What is needed: Search the listing for "this" and copy every line where it appears.

--------------------------------------------------

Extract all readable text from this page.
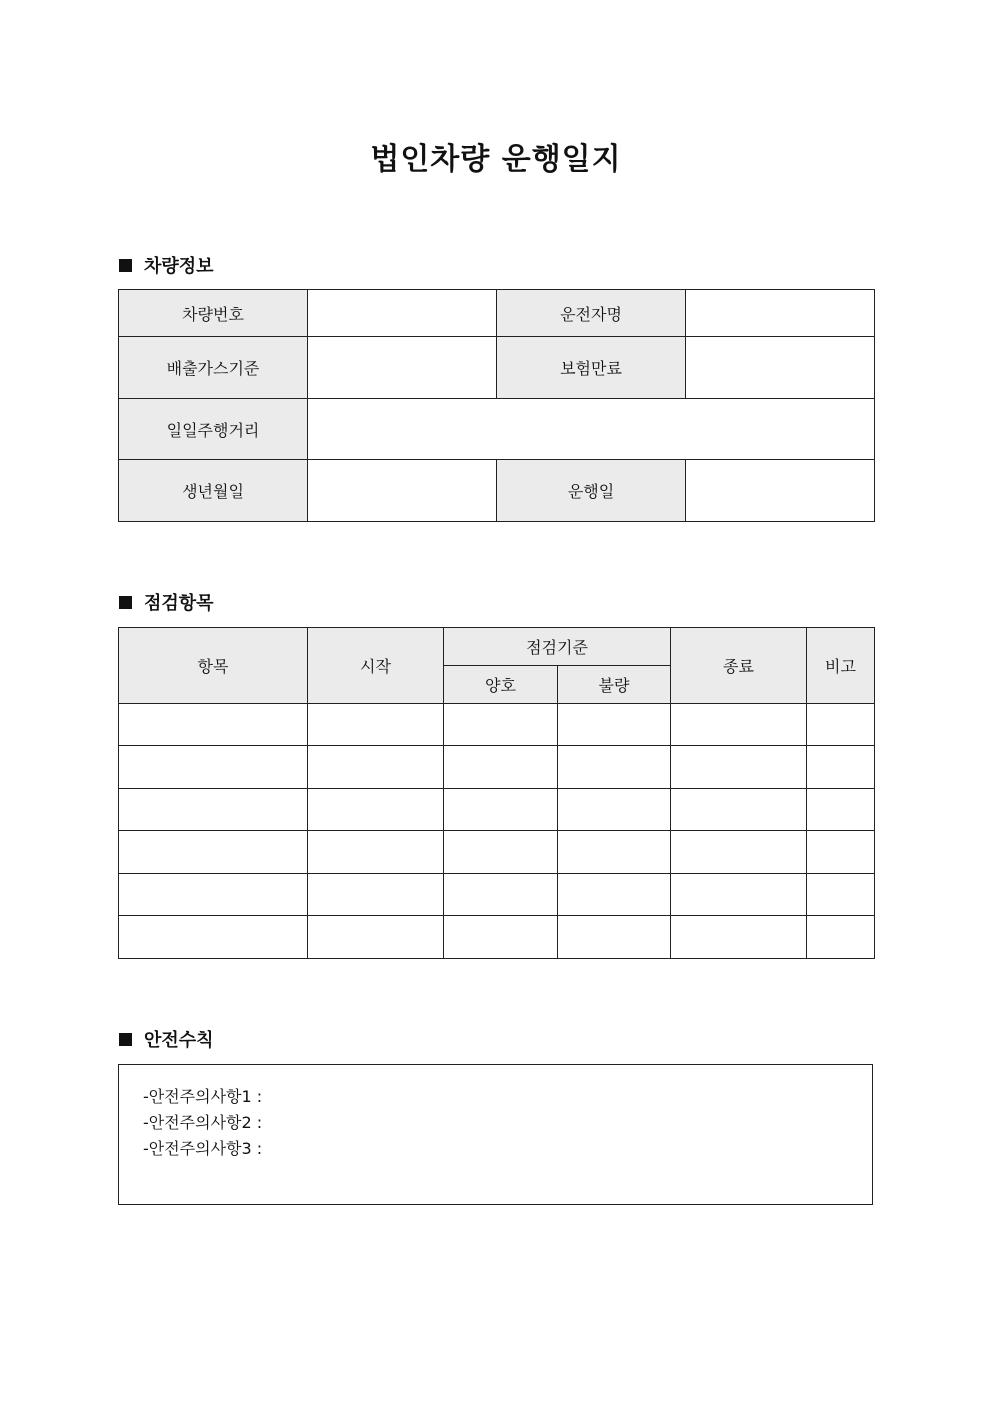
법인차량 운행일지
차량정보
차량번호		운전자명	
배출가스기준		보험만료	
일일주행거리			
생년월일		운행일	
점검항목
항목	시작	점검기준		종료	비고
		양호	불량		

안전수칙
-안전주의사항1 :
-안전주의사항2 :
-안전주의사항3 :
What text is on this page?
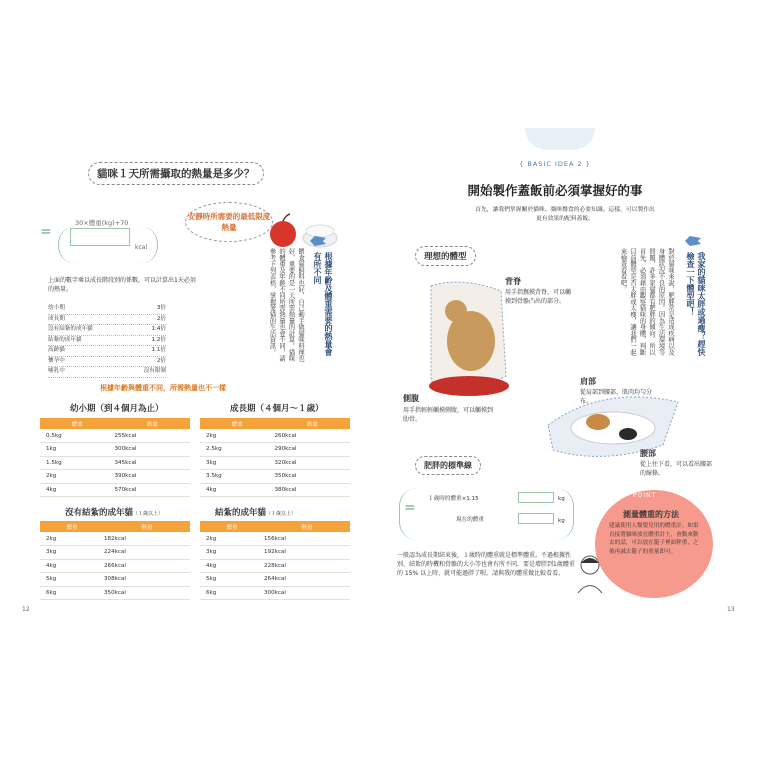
貓咪１天所需攝取的熱量是多少？
安靜時所需要的最低限度熱量
=
30×體重(kg)+70
kcal
上面的數字乘以成長階段別的係數，可以計算出1天必須的熱量。
幼小期	3倍
成長期	2倍
沒有結紮的成年貓	1.4倍
結紮的成年貓	1.2倍
高齡貓	1.1倍
懷孕中	2倍
哺乳中	沒有限制
根據年齡及體重需要的熱量會有所不同
餵食貓飼料也好，自己動手做貓咪料理也好，重要的是一天所需熱量的計算。貓咪的體重及年齡不同所需熱量也會不同，請參考下列表格，掌握愛貓的生活資訊。
根據年齡與體重不同，所需熱量也不一樣
幼小期（到４個月為止）
體重	熱量
0.5kg	255kcal
1kg	300kcal
1.5kg	345kcal
2kg	390kcal
4kg	570kcal
成長期（４個月～１歲）
體重	熱量
2kg	260kcal
2.5kg	290kcal
3kg	320kcal
3.5kg	350kcal
4kg	380kcal
沒有結紮的成年貓（１歲以上）
體重	熱量
2kg	182kcal
3kg	224kcal
4kg	266kcal
5kg	308kcal
6kg	350kcal
結紮的成年貓（１歲以上）
體重	熱量
2kg	156kcal
3kg	192kcal
4kg	228kcal
5kg	264kcal
6kg	300kcal
12
{ BASIC IDEA 2 }
開始製作蓋飯前必須掌握好的事
首先，讓我們掌握關於貓咪、貓咪餐食的必要知識。這樣，可以製作出更有效果的配料蓋飯。
理想的體型
背脊
用手指撫摸背脊，可以觸摸到骨骼凸出的部分。
側腹
用手指輕輕觸摸側腹，可以觸摸到肋骨。
我家的貓咪太胖或過瘦？趕快檢查一下體型吧！
對於貓咪來說，肥胖常是造成疾病以及身體狀況不良的原因。因為生活環境等問題，許多家貓都有肥胖的傾向。所以首先，必須藉由觀察貓咪的身體，判斷目前體型是否太胖或太瘦，讓我們一起來檢查看看吧。
肩部
從肩部到腰部，肌肉均勻分布。
腰部
從上往下看，可以看出腰部的線條。
肥胖的標準線
=
１歲時的體重×1.15	kg
現在的體重	kg
一般認為成長期結束後，１歲時的體重就是標準體重。不過根據性別、結紮的時機和骨骼的大小等也會有所不同，要是增胖到1歲體重的 15% 以上時，就可能過胖了喔。請與我的體重做比較看看。
POINT
測量體重的方法
建議使用人類嬰兒用的體重計。如果直接將貓咪放在體重計上，會動來動去的話，可以放在籠子裡面秤重，之後再減去籠子的重量即可。
13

--------------------------------------------------

Solved problem:
Extract all readable text from this page.
What text is on this page?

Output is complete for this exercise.